[BEGIN PROVIDED DATA]
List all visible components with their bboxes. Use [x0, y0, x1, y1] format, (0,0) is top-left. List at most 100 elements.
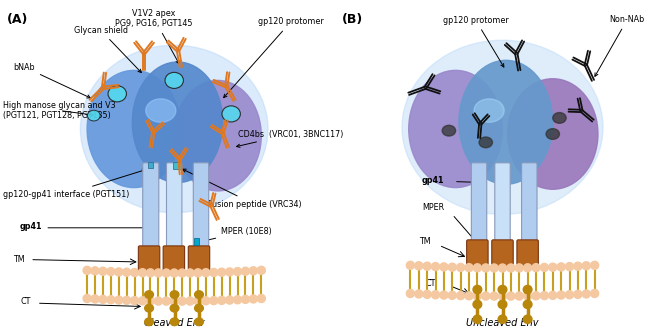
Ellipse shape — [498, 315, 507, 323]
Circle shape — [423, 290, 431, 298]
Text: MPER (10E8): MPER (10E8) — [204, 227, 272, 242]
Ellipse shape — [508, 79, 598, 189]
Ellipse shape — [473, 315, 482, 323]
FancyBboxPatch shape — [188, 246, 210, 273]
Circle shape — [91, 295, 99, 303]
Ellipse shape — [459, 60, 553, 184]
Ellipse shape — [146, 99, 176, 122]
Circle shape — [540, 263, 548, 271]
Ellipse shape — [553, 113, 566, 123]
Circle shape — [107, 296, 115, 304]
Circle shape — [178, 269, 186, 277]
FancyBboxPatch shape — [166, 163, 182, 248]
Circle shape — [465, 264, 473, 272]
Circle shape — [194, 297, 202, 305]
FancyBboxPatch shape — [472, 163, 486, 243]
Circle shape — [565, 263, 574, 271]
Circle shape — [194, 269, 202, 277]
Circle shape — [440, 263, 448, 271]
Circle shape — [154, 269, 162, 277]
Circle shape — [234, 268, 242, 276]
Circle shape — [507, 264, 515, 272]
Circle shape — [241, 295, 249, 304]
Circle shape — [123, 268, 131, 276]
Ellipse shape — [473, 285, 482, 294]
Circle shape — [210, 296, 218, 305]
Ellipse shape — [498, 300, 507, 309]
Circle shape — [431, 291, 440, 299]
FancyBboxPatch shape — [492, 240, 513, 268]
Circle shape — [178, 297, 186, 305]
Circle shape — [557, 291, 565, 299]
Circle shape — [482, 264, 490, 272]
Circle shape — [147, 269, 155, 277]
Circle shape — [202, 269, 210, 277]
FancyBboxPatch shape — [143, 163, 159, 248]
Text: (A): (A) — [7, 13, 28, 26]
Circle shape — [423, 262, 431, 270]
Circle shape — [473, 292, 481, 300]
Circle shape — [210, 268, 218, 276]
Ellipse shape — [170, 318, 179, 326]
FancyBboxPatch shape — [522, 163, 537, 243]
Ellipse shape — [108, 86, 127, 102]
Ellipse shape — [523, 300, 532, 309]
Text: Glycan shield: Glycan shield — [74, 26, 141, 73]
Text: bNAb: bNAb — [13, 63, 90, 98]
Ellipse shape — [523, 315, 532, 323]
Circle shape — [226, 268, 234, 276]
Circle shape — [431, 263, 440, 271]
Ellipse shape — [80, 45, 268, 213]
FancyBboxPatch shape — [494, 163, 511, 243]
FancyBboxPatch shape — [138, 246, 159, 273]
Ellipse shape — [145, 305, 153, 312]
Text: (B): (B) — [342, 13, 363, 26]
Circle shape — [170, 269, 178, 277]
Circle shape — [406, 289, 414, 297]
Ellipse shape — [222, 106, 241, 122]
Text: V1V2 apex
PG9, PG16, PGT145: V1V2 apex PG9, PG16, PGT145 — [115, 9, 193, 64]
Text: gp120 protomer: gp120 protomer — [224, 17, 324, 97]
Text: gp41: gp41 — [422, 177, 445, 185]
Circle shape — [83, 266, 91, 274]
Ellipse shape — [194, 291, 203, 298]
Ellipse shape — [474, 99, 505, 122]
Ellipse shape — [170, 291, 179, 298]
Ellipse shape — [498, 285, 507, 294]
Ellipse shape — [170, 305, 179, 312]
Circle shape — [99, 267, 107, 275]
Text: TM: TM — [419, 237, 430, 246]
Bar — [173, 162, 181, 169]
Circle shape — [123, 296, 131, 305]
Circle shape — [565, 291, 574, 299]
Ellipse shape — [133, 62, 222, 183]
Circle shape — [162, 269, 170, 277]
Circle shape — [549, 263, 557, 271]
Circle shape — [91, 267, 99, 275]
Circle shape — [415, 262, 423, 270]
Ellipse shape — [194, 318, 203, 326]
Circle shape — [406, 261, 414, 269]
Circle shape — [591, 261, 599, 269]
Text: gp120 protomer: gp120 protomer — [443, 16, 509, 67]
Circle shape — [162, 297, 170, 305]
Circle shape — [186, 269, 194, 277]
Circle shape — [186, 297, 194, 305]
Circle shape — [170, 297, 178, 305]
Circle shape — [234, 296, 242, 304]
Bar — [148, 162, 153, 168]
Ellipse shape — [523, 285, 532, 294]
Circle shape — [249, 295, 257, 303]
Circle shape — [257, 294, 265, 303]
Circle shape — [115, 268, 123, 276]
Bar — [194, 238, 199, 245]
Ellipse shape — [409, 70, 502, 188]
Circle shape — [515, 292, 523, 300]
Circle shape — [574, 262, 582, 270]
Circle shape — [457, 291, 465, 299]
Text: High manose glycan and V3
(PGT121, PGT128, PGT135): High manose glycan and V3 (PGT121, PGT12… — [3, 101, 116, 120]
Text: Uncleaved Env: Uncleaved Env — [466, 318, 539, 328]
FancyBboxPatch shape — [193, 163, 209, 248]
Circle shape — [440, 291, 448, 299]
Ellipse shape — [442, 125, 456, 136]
[END PROVIDED DATA]
SHORT EXERCISE: Put every line of the items above into a Markdown table with the columns "No." and "Text", numbering the rows in order. Skip blank lines and leave out the pictures.

SOLUTION:
| No. | Text |
|---|---|
| 1 | List all visible components with their bboxes. Use [x0, y0, x1, y1] format, (0,0) is top-left. List at most 100 elements. |
| 2 | Ellipse shape — [498, 315, 507, 323] |
| 3 | Circle shape — [423, 290, 431, 298] |
| 4 | Text: MPER (10E8): MPER (10E8) — [204, 227, 272, 242] |
| 5 | Ellipse shape — [508, 79, 598, 189] |
| 6 | Ellipse shape — [473, 315, 482, 323] |
| 7 | FancyBboxPatch shape — [188, 246, 210, 273] |
| 8 | Circle shape — [91, 295, 99, 303] |
| 9 | Ellipse shape — [459, 60, 553, 184] |
| 10 | Ellipse shape — [146, 99, 176, 122] |
| 11 | Circle shape — [540, 263, 548, 271] |
| 12 | Ellipse shape — [553, 113, 566, 123] |
| 13 | Circle shape — [107, 296, 115, 304] |
| 14 | Circle shape — [178, 269, 186, 277] |
| 15 | FancyBboxPatch shape — [166, 163, 182, 248] |
| 16 | Circle shape — [465, 264, 473, 272] |
| 17 | Circle shape — [194, 297, 202, 305] |
| 18 | FancyBboxPatch shape — [472, 163, 486, 243] |
| 19 | Circle shape — [565, 263, 574, 271] |
| 20 | Circle shape — [194, 269, 202, 277] |
| 21 | Circle shape — [440, 263, 448, 271] |
| 22 | Circle shape — [154, 269, 162, 277] |
| 23 | Circle shape — [234, 268, 242, 276] |
| 24 | Circle shape — [507, 264, 515, 272] |
| 25 | Circle shape — [241, 295, 249, 304] |
| 26 | Circle shape — [123, 268, 131, 276] |
| 27 | Ellipse shape — [473, 285, 482, 294] |
| 28 | Circle shape — [210, 296, 218, 305] |
| 29 | Ellipse shape — [498, 300, 507, 309] |
| 30 | Circle shape — [431, 291, 440, 299] |
| 31 | FancyBboxPatch shape — [492, 240, 513, 268] |
| 32 | Circle shape — [178, 297, 186, 305] |
| 33 | Circle shape — [557, 291, 565, 299] |
| 34 | Circle shape — [482, 264, 490, 272] |
| 35 | Circle shape — [147, 269, 155, 277] |
| 36 | Circle shape — [202, 269, 210, 277] |
| 37 | FancyBboxPatch shape — [143, 163, 159, 248] |
| 38 | Text: (A): (A) — [7, 13, 28, 26] |
| 39 | Circle shape — [423, 262, 431, 270] |
| 40 | Circle shape — [473, 292, 481, 300] |
| 41 | Circle shape — [210, 268, 218, 276] |
| 42 | Ellipse shape — [170, 318, 179, 326] |
| 43 | FancyBboxPatch shape — [522, 163, 537, 243] |
| 44 | Ellipse shape — [108, 86, 127, 102] |
| 45 | Ellipse shape — [523, 300, 532, 309] |
| 46 | Text: Glycan shield: Glycan shield — [74, 26, 141, 73] |
| 47 | Text: bNAb: bNAb — [13, 63, 90, 98] |
| 48 | Ellipse shape — [523, 315, 532, 323] |
| 49 | Circle shape — [226, 268, 234, 276] |
| 50 | Circle shape — [431, 263, 440, 271] |
| 51 | Ellipse shape — [80, 45, 268, 213] |
| 52 | FancyBboxPatch shape — [494, 163, 511, 243] |
| 53 | FancyBboxPatch shape — [138, 246, 159, 273] |
| 54 | Ellipse shape — [145, 305, 153, 312] |
| 55 | Text: (B): (B) — [342, 13, 363, 26] |
| 56 | Circle shape — [170, 269, 178, 277] |
| 57 | Circle shape — [406, 289, 414, 297] |
| 58 | Ellipse shape — [222, 106, 241, 122] |
| 59 | Text: V1V2 apex |
| 60 | PG9, PG16, PGT145: V1V2 apex PG9, PG16, PGT145 — [115, 9, 193, 64] |
| 61 | Text: gp120 protomer: gp120 protomer — [224, 17, 324, 97] |
| 62 | Text: gp41: gp41 — [422, 177, 445, 185] |
| 63 | Circle shape — [83, 266, 91, 274] |
| 64 | Ellipse shape — [194, 291, 203, 298] |
| 65 | Ellipse shape — [474, 99, 505, 122] |
| 66 | Ellipse shape — [170, 291, 179, 298] |
| 67 | Ellipse shape — [498, 285, 507, 294] |
| 68 | Ellipse shape — [170, 305, 179, 312] |
| 69 | Circle shape — [99, 267, 107, 275] |
| 70 | Text: TM: TM — [419, 237, 430, 246] |
| 71 | Bar — [173, 162, 181, 169] |
| 72 | Circle shape — [123, 296, 131, 305] |
| 73 | Circle shape — [565, 291, 574, 299] |
| 74 | Ellipse shape — [133, 62, 222, 183] |
| 75 | Circle shape — [162, 269, 170, 277] |
| 76 | Circle shape — [549, 263, 557, 271] |
| 77 | Circle shape — [91, 267, 99, 275] |
| 78 | Circle shape — [415, 262, 423, 270] |
| 79 | Ellipse shape — [194, 318, 203, 326] |
| 80 | Circle shape — [406, 261, 414, 269] |
| 81 | Circle shape — [591, 261, 599, 269] |
| 82 | Text: gp120 protomer: gp120 protomer — [443, 16, 509, 67] |
| 83 | Circle shape — [162, 297, 170, 305] |
| 84 | Circle shape — [186, 269, 194, 277] |
| 85 | Circle shape — [186, 297, 194, 305] |
| 86 | Circle shape — [170, 297, 178, 305] |
| 87 | Circle shape — [234, 296, 242, 304] |
| 88 | Bar — [148, 162, 153, 168] |
| 89 | Ellipse shape — [523, 285, 532, 294] |
| 90 | Circle shape — [249, 295, 257, 303] |
| 91 | Circle shape — [257, 294, 265, 303] |
| 92 | Circle shape — [115, 268, 123, 276] |
| 93 | Bar — [194, 238, 199, 245] |
| 94 | Ellipse shape — [409, 70, 502, 188] |
| 95 | Circle shape — [515, 292, 523, 300] |
| 96 | Circle shape — [574, 262, 582, 270] |
| 97 | Circle shape — [457, 291, 465, 299] |
| 98 | Text: High manose glycan and V3 |
| 99 | (PGT121, PGT128, PGT135): High manose glycan and V3 (PGT121, PGT12… — [3, 101, 116, 120] |
| 100 | Text: Uncleaved Env: Uncleaved Env — [466, 318, 539, 328] |
| 101 | FancyBboxPatch shape — [193, 163, 209, 248] |
| 102 | Circle shape — [440, 291, 448, 299] |
| 103 | Ellipse shape — [442, 125, 456, 136] |